==== Records for the exercise ====
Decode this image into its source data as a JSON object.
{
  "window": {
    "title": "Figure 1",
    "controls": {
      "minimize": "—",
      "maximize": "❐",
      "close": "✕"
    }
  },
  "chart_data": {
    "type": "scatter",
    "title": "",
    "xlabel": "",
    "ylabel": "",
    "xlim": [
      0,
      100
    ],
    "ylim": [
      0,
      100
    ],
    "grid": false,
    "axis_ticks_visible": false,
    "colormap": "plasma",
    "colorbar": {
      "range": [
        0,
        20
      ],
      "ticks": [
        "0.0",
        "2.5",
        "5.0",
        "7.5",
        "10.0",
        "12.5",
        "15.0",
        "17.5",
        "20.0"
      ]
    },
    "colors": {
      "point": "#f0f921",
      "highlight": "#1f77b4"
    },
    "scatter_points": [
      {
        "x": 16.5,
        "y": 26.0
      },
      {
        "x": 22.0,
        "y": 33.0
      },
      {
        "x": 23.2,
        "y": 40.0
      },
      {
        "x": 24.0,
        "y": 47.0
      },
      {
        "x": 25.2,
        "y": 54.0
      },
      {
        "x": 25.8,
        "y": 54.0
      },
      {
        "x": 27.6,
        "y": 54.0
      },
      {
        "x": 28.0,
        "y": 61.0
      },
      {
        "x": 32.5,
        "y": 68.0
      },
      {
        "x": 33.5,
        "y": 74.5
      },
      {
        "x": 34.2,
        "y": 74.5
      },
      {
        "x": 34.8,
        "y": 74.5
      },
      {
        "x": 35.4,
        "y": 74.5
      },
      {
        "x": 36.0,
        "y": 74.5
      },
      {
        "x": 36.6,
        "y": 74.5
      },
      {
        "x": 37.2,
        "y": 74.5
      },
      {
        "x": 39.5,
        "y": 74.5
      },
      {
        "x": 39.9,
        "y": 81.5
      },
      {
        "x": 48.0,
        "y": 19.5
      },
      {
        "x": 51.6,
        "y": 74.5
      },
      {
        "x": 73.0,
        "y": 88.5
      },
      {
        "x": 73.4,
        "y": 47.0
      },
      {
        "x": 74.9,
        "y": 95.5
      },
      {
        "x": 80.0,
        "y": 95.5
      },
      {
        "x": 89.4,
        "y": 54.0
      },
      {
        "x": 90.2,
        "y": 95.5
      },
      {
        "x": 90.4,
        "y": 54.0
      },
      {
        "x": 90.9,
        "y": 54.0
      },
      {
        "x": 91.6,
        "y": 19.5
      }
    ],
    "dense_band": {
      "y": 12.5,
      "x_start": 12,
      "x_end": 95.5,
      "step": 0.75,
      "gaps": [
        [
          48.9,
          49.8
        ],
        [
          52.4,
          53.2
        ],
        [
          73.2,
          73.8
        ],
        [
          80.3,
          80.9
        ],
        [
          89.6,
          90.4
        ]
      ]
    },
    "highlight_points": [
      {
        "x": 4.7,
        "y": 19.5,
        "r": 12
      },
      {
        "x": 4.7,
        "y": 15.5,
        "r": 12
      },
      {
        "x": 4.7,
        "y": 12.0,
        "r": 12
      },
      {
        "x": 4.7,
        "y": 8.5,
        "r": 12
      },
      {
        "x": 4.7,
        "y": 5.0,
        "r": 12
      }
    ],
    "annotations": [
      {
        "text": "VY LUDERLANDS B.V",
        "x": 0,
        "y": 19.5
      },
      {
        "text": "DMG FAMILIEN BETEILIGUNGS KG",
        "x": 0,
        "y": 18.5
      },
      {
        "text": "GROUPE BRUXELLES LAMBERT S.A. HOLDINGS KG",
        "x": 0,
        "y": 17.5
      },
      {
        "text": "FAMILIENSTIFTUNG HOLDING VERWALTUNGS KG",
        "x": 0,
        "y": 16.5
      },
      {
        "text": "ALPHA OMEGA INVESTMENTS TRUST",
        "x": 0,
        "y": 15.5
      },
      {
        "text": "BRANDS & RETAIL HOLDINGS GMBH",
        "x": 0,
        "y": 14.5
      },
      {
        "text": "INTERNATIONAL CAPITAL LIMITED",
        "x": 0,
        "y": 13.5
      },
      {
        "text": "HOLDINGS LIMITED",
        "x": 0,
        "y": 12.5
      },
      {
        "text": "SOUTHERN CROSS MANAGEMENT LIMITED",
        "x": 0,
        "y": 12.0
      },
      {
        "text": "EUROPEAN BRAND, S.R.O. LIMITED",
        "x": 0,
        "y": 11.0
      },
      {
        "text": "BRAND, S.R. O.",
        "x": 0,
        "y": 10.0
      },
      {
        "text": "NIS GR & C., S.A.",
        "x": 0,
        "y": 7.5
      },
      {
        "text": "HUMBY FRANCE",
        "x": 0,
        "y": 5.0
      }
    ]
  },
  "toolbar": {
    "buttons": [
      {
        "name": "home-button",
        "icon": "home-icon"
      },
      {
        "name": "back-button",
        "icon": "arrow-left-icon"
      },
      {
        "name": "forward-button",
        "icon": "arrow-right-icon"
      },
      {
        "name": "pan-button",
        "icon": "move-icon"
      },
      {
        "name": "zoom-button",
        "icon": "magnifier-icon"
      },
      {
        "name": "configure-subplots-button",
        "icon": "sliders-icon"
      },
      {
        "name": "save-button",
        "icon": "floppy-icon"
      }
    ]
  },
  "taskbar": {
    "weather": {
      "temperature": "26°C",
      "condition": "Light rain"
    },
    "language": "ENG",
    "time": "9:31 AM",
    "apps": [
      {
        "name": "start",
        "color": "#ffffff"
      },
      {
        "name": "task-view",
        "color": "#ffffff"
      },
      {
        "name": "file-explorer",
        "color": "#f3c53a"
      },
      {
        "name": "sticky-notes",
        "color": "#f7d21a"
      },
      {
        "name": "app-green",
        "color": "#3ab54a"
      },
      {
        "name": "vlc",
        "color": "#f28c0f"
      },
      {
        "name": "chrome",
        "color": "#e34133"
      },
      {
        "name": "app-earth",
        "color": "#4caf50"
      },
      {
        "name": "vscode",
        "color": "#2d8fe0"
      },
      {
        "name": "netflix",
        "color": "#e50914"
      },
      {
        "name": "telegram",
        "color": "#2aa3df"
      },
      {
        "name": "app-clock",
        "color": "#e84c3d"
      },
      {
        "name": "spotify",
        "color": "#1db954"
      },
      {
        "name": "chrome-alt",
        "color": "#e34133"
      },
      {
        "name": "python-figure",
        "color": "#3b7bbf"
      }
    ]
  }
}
====
Work instructions:
Copy every line of the listing that includes the string "HOLDINGS".

Answer to this task:
        "text": "GROUPE BRUXELLES LAMBERT S.A. HOLDINGS KG",
        "text": "BRANDS & RETAIL HOLDINGS GMBH",
        "text": "HOLDINGS LIMITED",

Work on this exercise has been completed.